> [Exercise details]
Find and return each line containing "signaal".

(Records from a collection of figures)
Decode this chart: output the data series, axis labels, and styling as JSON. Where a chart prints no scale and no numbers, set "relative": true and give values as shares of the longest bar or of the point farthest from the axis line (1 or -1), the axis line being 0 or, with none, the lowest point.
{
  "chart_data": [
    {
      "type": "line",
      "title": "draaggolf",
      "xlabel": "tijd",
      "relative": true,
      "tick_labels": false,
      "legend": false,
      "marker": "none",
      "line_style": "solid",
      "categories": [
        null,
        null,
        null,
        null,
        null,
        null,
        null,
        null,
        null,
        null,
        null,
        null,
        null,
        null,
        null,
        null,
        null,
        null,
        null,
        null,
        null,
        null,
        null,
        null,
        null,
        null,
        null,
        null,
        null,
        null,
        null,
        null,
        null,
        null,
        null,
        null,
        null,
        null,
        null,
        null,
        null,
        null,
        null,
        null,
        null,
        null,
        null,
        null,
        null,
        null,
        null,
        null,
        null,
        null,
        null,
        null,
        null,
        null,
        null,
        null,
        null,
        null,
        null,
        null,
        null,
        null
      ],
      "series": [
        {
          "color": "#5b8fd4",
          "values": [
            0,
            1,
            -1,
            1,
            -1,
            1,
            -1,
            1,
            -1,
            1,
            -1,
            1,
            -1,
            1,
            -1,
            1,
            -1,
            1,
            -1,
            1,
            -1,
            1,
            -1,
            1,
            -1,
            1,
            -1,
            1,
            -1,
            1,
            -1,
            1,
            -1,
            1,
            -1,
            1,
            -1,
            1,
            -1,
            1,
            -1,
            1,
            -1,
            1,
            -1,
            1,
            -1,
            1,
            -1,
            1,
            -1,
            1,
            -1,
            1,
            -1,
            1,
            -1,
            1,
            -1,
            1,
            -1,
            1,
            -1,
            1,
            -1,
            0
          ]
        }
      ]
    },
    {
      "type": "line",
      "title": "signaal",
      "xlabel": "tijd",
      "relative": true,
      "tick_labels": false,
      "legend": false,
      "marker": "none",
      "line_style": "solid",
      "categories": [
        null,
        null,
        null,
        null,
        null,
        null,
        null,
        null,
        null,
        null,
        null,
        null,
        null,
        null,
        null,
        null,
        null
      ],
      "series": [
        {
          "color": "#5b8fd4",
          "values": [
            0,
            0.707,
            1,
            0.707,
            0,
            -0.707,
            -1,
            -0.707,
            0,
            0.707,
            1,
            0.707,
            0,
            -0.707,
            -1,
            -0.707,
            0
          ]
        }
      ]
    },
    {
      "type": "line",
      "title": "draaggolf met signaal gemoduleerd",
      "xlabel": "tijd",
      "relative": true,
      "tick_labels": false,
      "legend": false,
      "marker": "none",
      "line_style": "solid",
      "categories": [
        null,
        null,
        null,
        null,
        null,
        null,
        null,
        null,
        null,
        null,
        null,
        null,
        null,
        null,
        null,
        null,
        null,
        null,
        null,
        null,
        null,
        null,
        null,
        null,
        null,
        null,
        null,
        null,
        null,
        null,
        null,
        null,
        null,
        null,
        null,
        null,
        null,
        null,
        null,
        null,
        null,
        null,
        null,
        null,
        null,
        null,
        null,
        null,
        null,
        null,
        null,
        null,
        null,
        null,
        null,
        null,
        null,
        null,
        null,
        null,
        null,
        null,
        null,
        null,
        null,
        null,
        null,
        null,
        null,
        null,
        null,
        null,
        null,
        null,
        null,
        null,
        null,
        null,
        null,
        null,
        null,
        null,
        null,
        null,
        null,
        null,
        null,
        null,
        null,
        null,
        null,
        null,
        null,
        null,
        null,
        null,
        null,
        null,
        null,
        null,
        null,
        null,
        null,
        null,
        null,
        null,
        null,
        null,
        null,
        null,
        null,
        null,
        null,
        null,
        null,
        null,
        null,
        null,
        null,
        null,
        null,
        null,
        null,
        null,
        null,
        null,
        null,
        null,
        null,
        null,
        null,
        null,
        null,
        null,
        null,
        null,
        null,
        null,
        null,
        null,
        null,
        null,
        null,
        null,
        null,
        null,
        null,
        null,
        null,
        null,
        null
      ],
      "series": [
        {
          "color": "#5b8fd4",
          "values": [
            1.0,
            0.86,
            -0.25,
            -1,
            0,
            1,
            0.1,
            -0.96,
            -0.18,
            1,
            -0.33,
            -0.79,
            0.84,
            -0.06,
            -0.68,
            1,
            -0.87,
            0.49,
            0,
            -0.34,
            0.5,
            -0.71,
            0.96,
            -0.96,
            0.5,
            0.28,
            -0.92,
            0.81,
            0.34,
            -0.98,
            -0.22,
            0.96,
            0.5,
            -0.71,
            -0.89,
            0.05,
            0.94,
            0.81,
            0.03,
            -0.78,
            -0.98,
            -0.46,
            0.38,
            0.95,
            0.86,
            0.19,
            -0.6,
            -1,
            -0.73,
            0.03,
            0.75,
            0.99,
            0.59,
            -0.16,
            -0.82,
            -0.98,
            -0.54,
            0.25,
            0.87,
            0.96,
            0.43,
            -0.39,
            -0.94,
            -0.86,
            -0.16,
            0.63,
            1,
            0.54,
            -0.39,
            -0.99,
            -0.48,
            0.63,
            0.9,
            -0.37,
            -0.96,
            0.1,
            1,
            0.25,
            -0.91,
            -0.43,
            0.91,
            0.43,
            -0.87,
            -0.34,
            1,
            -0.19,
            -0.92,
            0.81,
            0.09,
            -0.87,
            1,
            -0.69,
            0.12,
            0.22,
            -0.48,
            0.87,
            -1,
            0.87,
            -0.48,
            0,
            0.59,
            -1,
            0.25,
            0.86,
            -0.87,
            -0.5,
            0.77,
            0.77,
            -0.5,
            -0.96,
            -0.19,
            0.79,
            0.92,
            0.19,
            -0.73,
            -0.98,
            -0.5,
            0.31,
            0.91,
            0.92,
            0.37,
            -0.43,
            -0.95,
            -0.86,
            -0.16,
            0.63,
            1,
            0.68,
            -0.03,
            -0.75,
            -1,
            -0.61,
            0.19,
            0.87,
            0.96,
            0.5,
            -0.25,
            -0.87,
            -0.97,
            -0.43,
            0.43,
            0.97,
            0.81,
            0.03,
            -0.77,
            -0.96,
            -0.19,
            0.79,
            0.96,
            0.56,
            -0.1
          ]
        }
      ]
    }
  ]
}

> [Response]
      "title": "signaal",
      "title": "draaggolf met signaal gemoduleerd",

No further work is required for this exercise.